● AIM OF THE TASK
State how many of the lines below contain the string "output", treating uppercase and lowercase as different. Give only the number.

● MATERIALS PROVIDED
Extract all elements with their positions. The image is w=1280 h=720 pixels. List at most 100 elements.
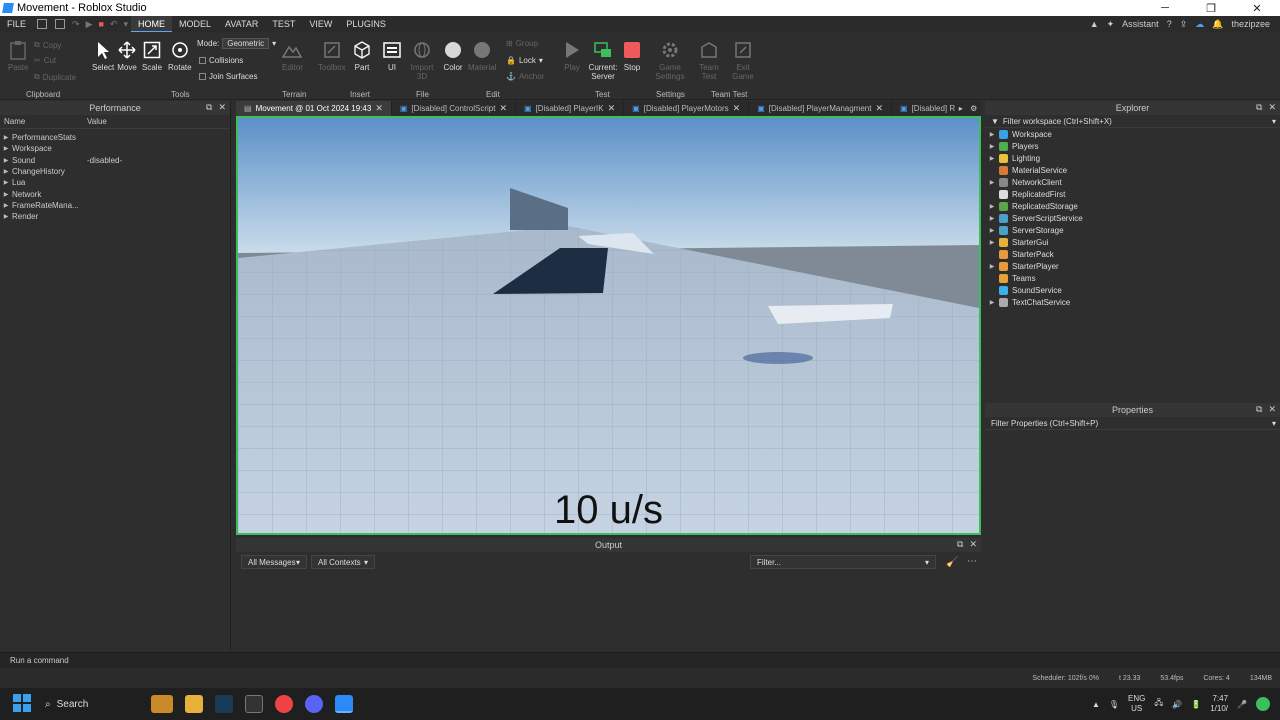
close-tab-icon[interactable]: ✕ (733, 103, 741, 114)
explorer-item[interactable]: MaterialService (985, 164, 1280, 176)
close-icon[interactable]: ✕ (218, 102, 226, 113)
explorer-item[interactable]: SoundService (985, 284, 1280, 296)
customize-icon[interactable]: ▾ (123, 19, 128, 30)
user-name[interactable]: thezipzee (1231, 19, 1270, 29)
document-tab[interactable]: ▣ [Disabled] PlayerManagment ✕ (749, 101, 893, 116)
tab-view[interactable]: VIEW (302, 16, 339, 32)
exit-game-button[interactable]: Exit Game (732, 40, 754, 81)
steam-icon[interactable] (215, 695, 233, 713)
output-filter-input[interactable]: Filter... ▾ (750, 555, 936, 569)
close-tab-icon[interactable]: ✕ (499, 103, 507, 114)
expand-arrow-icon[interactable]: ▶ (985, 143, 999, 150)
clock[interactable]: 7:47 1/10/ (1210, 694, 1228, 714)
explorer-item[interactable]: ▶ StarterGui (985, 236, 1280, 248)
contexts-filter-dropdown[interactable]: All Contexts ▾ (311, 555, 375, 569)
expand-arrow-icon[interactable]: ▶ (0, 202, 12, 209)
command-bar[interactable]: Run a command (0, 652, 1280, 668)
join-surfaces-check-icon[interactable] (199, 73, 206, 80)
expand-arrow-icon[interactable]: ▶ (0, 134, 12, 141)
popout-icon[interactable]: ⧉ (206, 102, 212, 113)
collisions-checkbox[interactable]: Collisions (199, 56, 243, 65)
maximize-button[interactable]: ❐ (1188, 0, 1234, 16)
cloud-icon[interactable]: ☁ (1195, 19, 1204, 30)
close-icon[interactable]: ✕ (1268, 102, 1276, 113)
performance-row[interactable]: ▶ FrameRateMana... (0, 200, 230, 211)
explorer-item[interactable]: StarterPack (985, 248, 1280, 260)
expand-arrow-icon[interactable]: ▶ (985, 155, 999, 162)
file-explorer-icon[interactable] (185, 695, 203, 713)
chrome-icon[interactable] (275, 695, 293, 713)
tab-scroll-icon[interactable]: ▸ (959, 104, 963, 113)
undo-icon[interactable]: ↶ (110, 19, 118, 30)
document-tab[interactable]: ▣ [Disabled] PlayerIK ✕ (516, 101, 625, 116)
minimize-button[interactable]: ─ (1142, 0, 1188, 16)
new-file-icon[interactable] (37, 19, 48, 29)
expand-arrow-icon[interactable]: ▶ (0, 157, 12, 164)
explorer-item[interactable]: ▶ Lighting (985, 152, 1280, 164)
part-button[interactable]: Part (352, 40, 372, 72)
expand-arrow-icon[interactable]: ▶ (985, 299, 999, 306)
discord-icon[interactable] (305, 695, 323, 713)
ui-button[interactable]: UI (382, 40, 402, 72)
copy-button[interactable]: ⧉ Copy (34, 40, 61, 50)
save-icon[interactable] (55, 19, 66, 29)
messages-filter-dropdown[interactable]: All Messages ▾ (241, 555, 307, 569)
roblox-studio-taskbar-icon[interactable] (335, 695, 353, 713)
move-tool-button[interactable]: Move (117, 40, 137, 72)
terrain-editor-button[interactable]: Editor (282, 40, 303, 72)
expand-arrow-icon[interactable]: ▶ (0, 179, 12, 186)
volume-icon[interactable]: 🔊 (1172, 700, 1182, 709)
expand-arrow-icon[interactable]: ▶ (0, 145, 12, 152)
close-tab-icon[interactable]: ✕ (375, 103, 383, 114)
join-surfaces-checkbox[interactable]: Join Surfaces (199, 72, 257, 81)
import-3d-button[interactable]: Import 3D (410, 40, 434, 81)
widget-icon[interactable] (151, 695, 173, 713)
document-tab[interactable]: ▤ Movement @ 01 Oct 2024 19:43 ✕ (236, 101, 392, 116)
rotate-tool-button[interactable]: Rotate (168, 40, 192, 72)
cut-button[interactable]: ✂ Cut (34, 56, 56, 65)
help-icon[interactable]: ? (1167, 19, 1172, 29)
expand-arrow-icon[interactable]: ▶ (985, 227, 999, 234)
3d-viewport[interactable]: 10 u/s (236, 116, 981, 535)
tab-test[interactable]: TEST (265, 16, 302, 32)
document-tab[interactable]: ▣ [Disabled] ControlScript ✕ (392, 101, 517, 116)
tab-avatar[interactable]: AVATAR (218, 16, 265, 32)
close-tab-icon[interactable]: ✕ (608, 103, 616, 114)
explorer-item[interactable]: ▶ TextChatService (985, 296, 1280, 308)
paste-button[interactable]: Paste (8, 40, 28, 72)
expand-arrow-icon[interactable]: ▶ (985, 215, 999, 222)
gear-icon[interactable]: ⚙ (970, 104, 977, 113)
explorer-item[interactable]: ▶ ServerScriptService (985, 212, 1280, 224)
app-icon[interactable] (245, 695, 263, 713)
microphone-active-icon[interactable]: 🎤 (1237, 700, 1247, 709)
collapse-icon[interactable]: ▲ (1090, 19, 1099, 29)
explorer-item[interactable]: ReplicatedFirst (985, 188, 1280, 200)
clear-output-icon[interactable]: 🧹 (946, 557, 958, 568)
stop-quick-icon[interactable]: ■ (98, 19, 103, 29)
performance-row[interactable]: ▶ Workspace (0, 143, 230, 154)
close-icon[interactable]: ✕ (969, 539, 977, 550)
popout-icon[interactable]: ⧉ (1256, 404, 1262, 415)
popout-icon[interactable]: ⧉ (957, 539, 963, 550)
play-button[interactable]: Play (562, 40, 582, 72)
performance-row[interactable]: ▶ PerformanceStats (0, 132, 230, 143)
close-icon[interactable]: ✕ (1268, 404, 1276, 415)
explorer-item[interactable]: ▶ Players (985, 140, 1280, 152)
explorer-item[interactable]: Teams (985, 272, 1280, 284)
duplicate-button[interactable]: ⧉ Duplicate (34, 72, 76, 82)
color-button[interactable]: Color (443, 40, 463, 72)
toolbox-button[interactable]: Toolbox (318, 40, 346, 72)
expand-arrow-icon[interactable]: ▶ (985, 131, 999, 138)
windows-start-icon[interactable] (13, 693, 31, 715)
performance-row[interactable]: ▶ ChangeHistory (0, 166, 230, 177)
assistant-button[interactable]: Assistant (1122, 19, 1159, 29)
explorer-item[interactable]: ▶ StarterPlayer (985, 260, 1280, 272)
microphone-icon[interactable]: 🎙 (1109, 700, 1119, 709)
performance-row[interactable]: ▶ Lua (0, 177, 230, 188)
performance-row[interactable]: ▶ Sound -disabled- (0, 155, 230, 166)
properties-filter-input[interactable]: Filter Properties (Ctrl+Shift+P) ▾ (985, 417, 1280, 430)
explorer-item[interactable]: ▶ ServerStorage (985, 224, 1280, 236)
performance-row[interactable]: ▶ Render (0, 211, 230, 222)
tray-overflow-icon[interactable]: ▲ (1092, 700, 1100, 709)
menu-file[interactable]: FILE (0, 16, 33, 32)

● FULL SOLUTION
2